CHALLENGE 1> Summarize the post on adding commas to numbers in exactly two sentences.
CHALLENGE 2> In the post on adding commas to numbers, which line sets pandas to print DataFrames with commas by default?

PASSAGE TO READ>
>> begin

HTML Reports: Those Numbers Need Commas!

[ python  webdev  automation  wwe  ]

In a previous post, I showed how to overlay a bar graph in a column of data using the styles.bar() method of a pandas DataFrame, which is a nice feature when coding up automated emails reports on whatever-metric-your-company-is-interested-in.

Now, you’ll notice there are no commas on those numbers…and some people find that unacceptable. Admittedly, commas make things easier to more quickly interpret, so no complaints. Alright, so the next task would be to add commas… Easy, right?

Not as easy as you might expect! It became a time sink for me, though I did learn some neat things along the way, such as how to highlight rows in yellow whe the cursor hovers over ‘em. But we will get to that in a separate post. For now, let’s briefly discuss commas.

Simple Comma Formatting

In general, formatting a number to have commas is easy, e.g.:

[In] '{:,}'.format(123456789)
[Out]    123,456,789

Pandas Float Format

If you want your DataFrames to default to this when printing to the screen, then you can set an option like so:

pd.options.display.float_format = '{:,}'.format

But let’s first reset that option and show the before and after of a few things.

[In]  pd.reset_option('display.float_format')
[In]  num = 123456789
[In]  df = pd.DataFrame({'num': [123456789]})
[In]  df
[Out]   
           num
  0  123456789
[In]  num
[Out] 123456789

No commas, as expected. Now lets set the comma option and see what prints out.

[In] pd.options.display.float_format = '{:,}'.format
[In]  df
[Out]   
           num
  0  123456789
[In]  num
[Out] 123456789

Again, no commas, as… Wait, what?! No commas?!

Well, that is an integer-valued column in the DataFrame, which is a comma-free object as far as pandas is concerned. I wish it weren’t so… I wish integer-valued columns automatically got commas as well. But, no. That would be too easy.

>> end

SUPPLIED RECORDS>
>> begin

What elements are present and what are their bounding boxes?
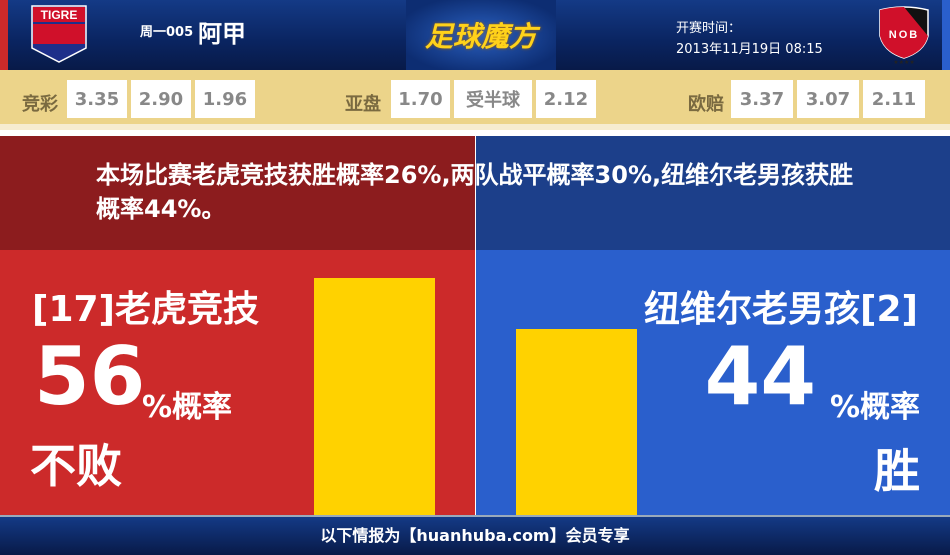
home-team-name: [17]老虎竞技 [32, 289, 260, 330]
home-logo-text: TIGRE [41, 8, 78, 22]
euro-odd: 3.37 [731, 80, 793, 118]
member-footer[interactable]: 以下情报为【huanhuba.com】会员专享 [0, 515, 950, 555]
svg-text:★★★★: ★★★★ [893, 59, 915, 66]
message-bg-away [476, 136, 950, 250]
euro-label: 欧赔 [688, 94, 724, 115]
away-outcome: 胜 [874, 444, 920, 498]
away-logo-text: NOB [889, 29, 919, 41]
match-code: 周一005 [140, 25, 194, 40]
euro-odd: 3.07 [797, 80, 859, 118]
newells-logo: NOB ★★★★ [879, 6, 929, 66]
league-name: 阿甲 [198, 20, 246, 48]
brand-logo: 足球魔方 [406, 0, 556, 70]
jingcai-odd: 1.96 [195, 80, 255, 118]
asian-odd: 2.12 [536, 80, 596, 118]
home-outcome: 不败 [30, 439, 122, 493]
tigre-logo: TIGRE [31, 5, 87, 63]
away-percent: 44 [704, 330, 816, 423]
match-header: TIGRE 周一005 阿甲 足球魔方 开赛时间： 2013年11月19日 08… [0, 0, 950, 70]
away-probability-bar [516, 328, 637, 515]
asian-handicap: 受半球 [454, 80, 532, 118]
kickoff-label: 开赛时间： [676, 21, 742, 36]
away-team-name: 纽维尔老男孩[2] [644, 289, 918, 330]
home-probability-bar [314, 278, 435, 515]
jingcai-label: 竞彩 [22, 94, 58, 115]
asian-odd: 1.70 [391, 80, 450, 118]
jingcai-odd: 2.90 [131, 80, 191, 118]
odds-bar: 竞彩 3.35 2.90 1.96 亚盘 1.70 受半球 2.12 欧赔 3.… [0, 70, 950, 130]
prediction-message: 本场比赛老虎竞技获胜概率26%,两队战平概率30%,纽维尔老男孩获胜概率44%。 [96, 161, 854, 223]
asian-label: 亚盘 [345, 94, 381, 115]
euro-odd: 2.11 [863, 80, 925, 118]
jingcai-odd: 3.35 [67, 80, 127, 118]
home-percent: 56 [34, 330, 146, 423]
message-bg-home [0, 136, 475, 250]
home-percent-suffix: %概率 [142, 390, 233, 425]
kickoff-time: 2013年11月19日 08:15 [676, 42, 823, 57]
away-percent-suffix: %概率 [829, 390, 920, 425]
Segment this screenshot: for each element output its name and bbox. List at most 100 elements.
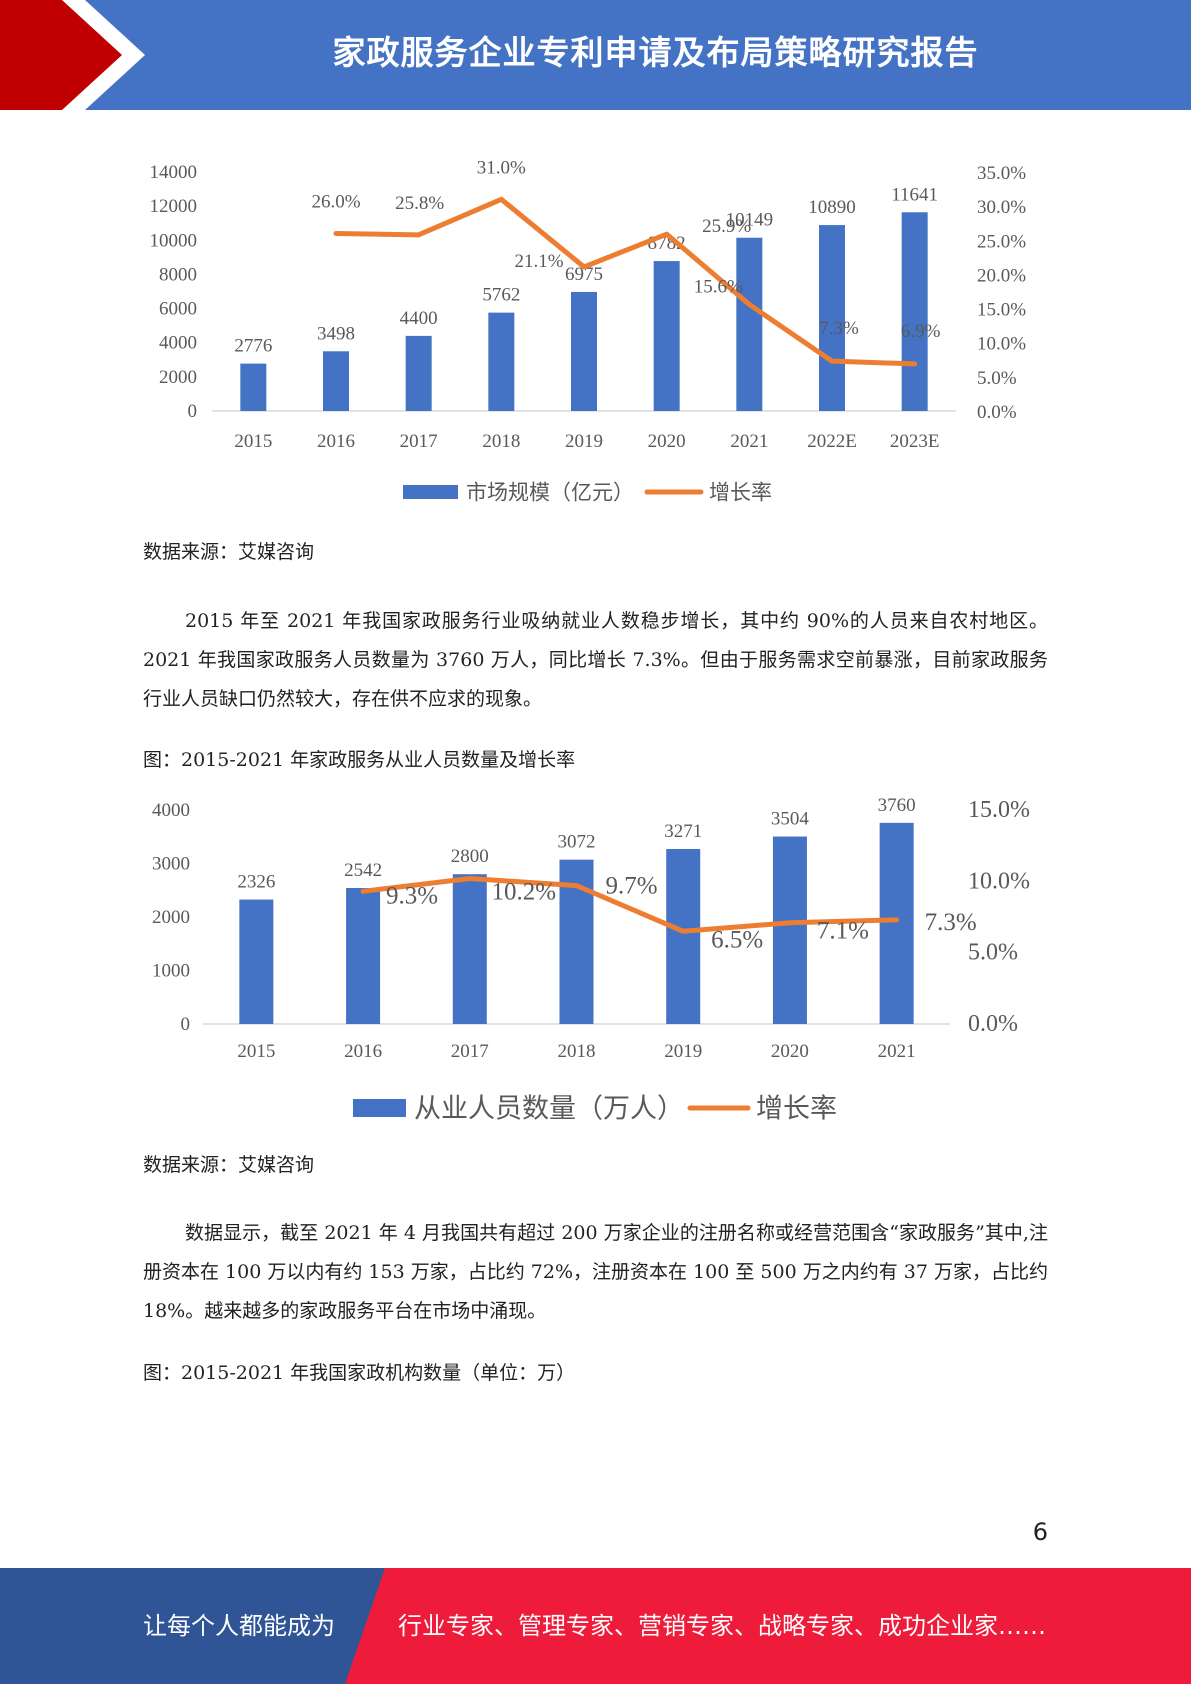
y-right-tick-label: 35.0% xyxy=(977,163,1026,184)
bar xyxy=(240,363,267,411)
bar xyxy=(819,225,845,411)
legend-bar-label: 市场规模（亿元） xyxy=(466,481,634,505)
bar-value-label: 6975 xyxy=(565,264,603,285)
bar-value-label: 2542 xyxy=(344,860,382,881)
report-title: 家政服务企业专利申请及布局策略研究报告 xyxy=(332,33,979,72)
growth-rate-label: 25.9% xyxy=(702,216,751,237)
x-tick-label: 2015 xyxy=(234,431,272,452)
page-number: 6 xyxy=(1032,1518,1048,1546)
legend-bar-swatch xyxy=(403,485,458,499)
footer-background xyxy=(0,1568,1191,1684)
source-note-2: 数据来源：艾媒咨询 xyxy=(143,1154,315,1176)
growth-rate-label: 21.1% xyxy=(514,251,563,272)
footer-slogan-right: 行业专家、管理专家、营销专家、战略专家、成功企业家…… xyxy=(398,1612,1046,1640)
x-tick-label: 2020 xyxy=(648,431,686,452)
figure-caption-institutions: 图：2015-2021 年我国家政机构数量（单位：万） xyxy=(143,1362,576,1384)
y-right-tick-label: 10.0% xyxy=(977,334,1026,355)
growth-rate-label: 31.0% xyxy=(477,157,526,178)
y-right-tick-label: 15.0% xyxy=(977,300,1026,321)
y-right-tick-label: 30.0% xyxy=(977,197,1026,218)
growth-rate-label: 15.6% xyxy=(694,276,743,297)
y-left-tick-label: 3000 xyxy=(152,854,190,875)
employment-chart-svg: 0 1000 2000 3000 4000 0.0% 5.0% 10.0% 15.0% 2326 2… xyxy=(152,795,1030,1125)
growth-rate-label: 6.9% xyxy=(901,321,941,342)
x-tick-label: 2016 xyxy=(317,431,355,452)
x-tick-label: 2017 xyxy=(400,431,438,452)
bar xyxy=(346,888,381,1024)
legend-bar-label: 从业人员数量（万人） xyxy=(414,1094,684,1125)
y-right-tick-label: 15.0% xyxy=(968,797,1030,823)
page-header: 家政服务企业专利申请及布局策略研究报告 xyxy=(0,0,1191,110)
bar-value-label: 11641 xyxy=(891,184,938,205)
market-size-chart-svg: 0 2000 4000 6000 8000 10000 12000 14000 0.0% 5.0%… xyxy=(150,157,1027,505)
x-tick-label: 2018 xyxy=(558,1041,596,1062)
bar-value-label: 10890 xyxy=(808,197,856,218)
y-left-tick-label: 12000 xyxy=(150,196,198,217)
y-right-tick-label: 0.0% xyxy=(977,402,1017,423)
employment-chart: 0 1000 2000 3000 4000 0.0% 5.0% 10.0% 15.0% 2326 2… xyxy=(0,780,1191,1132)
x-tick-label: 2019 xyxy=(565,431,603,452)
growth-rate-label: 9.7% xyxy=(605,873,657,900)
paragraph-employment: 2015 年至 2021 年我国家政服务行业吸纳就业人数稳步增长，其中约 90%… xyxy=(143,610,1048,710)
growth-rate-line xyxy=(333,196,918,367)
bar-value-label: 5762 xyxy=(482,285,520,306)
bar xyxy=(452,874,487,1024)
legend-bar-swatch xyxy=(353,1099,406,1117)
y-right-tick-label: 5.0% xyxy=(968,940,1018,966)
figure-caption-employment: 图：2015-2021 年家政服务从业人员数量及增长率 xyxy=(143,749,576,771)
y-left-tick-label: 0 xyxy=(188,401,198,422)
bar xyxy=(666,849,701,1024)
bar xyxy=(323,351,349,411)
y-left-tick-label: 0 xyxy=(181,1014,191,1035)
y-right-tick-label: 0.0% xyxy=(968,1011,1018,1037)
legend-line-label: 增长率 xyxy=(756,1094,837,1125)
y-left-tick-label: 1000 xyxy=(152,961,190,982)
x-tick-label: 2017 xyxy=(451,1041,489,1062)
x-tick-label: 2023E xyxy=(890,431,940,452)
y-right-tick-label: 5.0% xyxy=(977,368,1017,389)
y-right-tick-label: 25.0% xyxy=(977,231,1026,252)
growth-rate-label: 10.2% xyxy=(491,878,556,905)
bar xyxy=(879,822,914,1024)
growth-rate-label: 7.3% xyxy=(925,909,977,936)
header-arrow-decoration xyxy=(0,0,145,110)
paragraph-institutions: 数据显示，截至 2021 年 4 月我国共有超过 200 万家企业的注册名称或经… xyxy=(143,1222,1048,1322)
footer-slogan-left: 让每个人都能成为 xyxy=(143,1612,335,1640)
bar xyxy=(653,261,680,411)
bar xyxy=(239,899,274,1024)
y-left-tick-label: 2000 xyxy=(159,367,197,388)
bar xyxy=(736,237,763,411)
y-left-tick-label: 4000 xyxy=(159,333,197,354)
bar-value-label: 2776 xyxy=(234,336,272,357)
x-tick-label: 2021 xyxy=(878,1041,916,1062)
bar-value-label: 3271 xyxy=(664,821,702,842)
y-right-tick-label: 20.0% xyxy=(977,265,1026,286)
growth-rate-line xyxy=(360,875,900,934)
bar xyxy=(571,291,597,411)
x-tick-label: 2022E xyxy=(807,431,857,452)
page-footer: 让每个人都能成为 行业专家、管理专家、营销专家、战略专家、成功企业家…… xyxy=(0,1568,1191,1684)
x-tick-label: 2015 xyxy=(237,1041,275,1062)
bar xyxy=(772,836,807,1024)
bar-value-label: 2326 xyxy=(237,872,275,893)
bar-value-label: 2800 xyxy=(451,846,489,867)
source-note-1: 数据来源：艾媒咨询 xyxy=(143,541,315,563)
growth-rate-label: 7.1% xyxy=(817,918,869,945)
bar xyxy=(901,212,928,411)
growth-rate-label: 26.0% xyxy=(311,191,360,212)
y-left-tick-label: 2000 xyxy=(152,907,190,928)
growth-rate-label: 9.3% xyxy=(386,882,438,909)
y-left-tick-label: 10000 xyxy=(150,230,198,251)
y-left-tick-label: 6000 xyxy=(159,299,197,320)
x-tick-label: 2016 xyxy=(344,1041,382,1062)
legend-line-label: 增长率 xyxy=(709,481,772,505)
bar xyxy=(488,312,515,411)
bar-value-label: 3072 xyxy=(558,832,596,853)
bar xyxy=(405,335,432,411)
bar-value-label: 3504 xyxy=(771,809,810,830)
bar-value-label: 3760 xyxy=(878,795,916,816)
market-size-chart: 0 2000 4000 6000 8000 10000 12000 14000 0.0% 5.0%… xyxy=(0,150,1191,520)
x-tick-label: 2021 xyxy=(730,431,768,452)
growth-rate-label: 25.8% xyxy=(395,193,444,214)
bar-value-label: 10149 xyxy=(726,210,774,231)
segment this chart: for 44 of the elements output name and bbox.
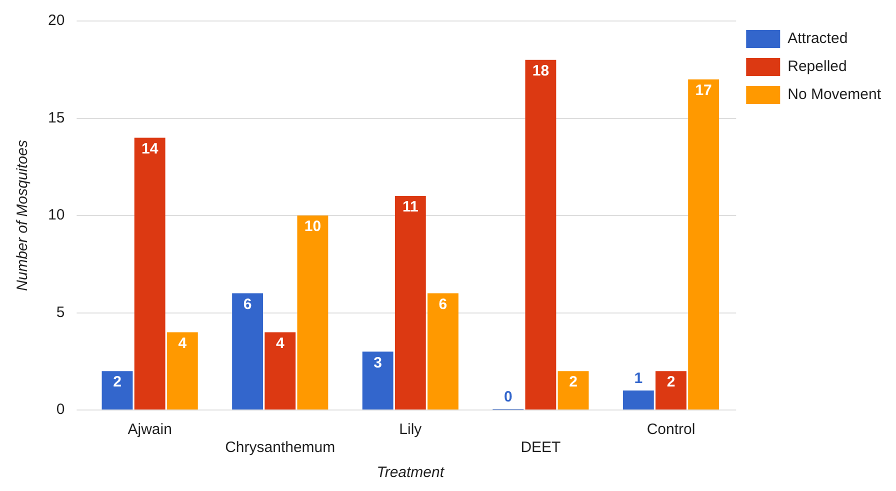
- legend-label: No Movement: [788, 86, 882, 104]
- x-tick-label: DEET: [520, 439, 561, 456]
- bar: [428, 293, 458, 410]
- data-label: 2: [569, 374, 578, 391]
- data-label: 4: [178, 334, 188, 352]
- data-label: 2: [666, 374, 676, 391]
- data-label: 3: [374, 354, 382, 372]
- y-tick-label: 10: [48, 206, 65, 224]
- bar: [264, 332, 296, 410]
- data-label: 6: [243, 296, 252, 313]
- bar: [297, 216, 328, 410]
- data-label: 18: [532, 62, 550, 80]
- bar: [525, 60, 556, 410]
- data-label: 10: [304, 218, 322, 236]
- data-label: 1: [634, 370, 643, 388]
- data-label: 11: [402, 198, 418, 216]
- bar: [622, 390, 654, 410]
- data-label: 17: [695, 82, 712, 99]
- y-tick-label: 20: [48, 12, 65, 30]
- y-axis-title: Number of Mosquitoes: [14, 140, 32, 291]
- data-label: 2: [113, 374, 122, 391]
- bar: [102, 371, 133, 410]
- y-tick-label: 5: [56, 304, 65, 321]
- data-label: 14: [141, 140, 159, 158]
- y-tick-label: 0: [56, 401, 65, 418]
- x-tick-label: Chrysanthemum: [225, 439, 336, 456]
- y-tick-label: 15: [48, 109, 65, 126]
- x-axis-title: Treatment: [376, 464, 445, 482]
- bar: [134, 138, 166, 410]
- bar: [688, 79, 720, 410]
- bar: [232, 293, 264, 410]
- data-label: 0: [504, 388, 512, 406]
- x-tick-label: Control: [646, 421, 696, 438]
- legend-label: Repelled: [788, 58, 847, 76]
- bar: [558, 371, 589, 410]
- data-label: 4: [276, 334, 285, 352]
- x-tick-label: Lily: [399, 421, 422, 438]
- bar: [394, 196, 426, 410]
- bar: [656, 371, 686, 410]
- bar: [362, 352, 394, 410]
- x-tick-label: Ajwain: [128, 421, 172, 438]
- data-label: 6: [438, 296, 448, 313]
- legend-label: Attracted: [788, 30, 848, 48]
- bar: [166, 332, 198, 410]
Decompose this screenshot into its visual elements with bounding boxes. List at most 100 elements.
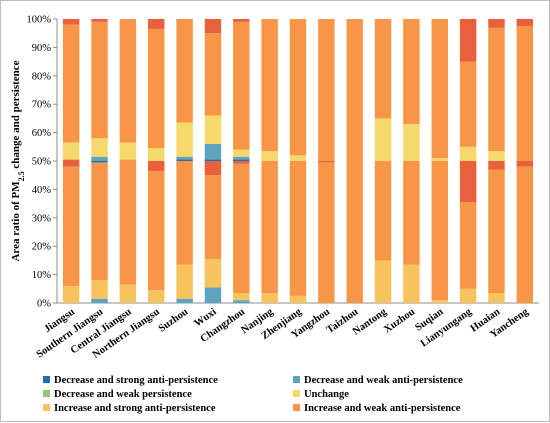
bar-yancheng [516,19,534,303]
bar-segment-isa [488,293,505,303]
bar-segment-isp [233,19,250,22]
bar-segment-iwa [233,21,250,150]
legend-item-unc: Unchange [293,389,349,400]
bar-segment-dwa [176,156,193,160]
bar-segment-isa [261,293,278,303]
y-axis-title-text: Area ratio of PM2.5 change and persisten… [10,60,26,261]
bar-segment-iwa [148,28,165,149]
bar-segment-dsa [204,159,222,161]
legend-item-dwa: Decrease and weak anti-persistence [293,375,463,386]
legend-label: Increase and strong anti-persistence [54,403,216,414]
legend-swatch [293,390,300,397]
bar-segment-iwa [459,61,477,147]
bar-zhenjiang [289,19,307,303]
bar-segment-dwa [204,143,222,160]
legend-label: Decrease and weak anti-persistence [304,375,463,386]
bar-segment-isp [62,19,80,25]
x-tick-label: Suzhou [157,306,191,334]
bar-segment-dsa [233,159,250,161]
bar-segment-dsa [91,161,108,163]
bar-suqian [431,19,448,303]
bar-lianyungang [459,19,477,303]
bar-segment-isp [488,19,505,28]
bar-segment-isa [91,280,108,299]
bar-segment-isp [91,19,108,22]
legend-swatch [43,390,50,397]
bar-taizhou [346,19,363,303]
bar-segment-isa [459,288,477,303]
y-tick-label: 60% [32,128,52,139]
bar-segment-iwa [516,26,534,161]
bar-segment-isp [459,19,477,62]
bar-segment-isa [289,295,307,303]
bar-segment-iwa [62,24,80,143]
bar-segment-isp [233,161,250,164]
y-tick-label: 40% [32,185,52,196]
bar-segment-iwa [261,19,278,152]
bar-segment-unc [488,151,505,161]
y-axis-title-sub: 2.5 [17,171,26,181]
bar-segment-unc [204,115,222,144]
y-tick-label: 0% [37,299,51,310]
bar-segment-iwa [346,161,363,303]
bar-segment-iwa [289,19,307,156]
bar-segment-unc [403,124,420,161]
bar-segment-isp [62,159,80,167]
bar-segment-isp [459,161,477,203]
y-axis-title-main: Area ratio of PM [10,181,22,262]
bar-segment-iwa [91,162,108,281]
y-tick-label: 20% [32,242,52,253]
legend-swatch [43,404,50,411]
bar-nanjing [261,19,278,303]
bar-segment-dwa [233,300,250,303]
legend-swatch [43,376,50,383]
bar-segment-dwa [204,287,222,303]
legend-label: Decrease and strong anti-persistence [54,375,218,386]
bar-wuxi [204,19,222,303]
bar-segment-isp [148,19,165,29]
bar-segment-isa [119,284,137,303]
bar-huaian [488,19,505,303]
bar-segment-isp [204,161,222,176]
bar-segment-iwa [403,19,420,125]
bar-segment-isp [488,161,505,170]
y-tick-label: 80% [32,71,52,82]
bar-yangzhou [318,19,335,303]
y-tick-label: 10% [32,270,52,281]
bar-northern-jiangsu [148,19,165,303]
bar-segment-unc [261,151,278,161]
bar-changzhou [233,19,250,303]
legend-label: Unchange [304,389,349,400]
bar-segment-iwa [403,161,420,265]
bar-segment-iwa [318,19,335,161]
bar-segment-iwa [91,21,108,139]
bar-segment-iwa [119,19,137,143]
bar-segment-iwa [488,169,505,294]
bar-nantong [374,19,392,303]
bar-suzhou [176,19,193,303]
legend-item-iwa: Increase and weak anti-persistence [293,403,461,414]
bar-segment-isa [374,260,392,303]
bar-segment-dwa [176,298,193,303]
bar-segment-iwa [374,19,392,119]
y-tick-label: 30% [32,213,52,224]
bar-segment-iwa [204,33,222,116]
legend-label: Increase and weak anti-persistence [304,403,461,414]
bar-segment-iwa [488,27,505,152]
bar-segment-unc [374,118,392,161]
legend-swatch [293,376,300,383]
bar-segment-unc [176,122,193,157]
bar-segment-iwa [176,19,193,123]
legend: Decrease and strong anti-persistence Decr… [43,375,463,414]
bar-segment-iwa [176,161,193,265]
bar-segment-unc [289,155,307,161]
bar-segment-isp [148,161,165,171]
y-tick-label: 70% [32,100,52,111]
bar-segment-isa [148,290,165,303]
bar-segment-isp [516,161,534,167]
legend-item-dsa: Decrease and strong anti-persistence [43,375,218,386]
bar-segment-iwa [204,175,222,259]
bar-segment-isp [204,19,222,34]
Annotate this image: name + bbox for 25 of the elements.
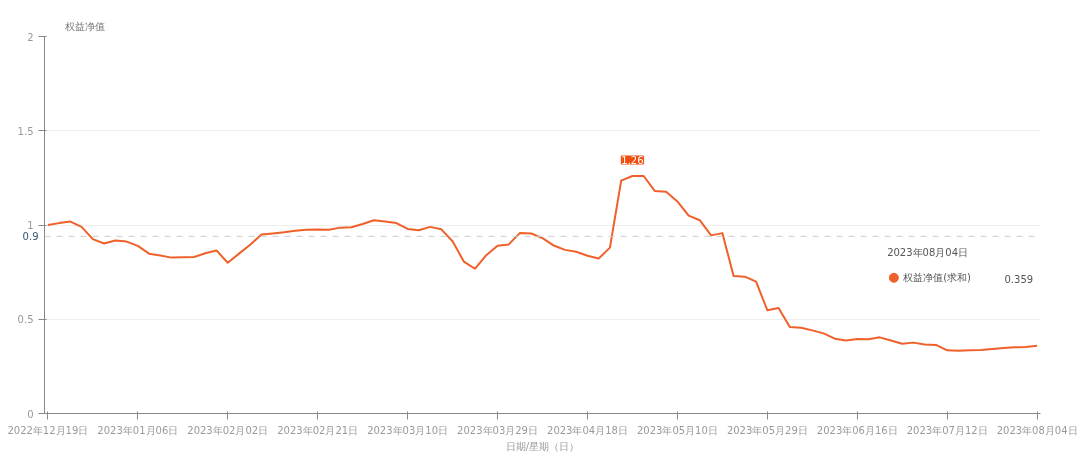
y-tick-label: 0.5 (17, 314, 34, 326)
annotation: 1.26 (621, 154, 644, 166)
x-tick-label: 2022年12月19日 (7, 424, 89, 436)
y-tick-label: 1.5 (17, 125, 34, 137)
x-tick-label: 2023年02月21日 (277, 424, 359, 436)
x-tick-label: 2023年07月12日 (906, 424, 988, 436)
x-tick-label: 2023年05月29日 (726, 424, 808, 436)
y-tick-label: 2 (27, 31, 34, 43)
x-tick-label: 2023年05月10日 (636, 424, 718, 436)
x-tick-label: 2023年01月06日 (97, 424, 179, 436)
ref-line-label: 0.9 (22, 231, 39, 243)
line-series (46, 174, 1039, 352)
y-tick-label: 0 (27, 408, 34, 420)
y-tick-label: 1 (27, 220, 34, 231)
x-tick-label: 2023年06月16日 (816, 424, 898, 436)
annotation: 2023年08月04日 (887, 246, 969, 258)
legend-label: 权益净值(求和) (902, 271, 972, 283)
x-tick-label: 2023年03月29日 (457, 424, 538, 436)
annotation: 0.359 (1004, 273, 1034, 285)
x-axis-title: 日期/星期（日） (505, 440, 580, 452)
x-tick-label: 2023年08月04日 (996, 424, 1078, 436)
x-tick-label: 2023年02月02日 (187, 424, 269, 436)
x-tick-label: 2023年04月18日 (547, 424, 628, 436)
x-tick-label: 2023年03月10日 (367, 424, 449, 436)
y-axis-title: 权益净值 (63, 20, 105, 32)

>> end

FINAL ANSWER 1> Commas make numbers quicker to interpret, but adding them to automated pandas email reports turned out to be harder than expected. Python's '{:,}'.format puts commas in a number, and pandas can print DataFrames that way through its display.float_format option, but integer-valued columns still print without commas.

FINAL ANSWER 2> pd.options.display.float_format = '{:,}'.format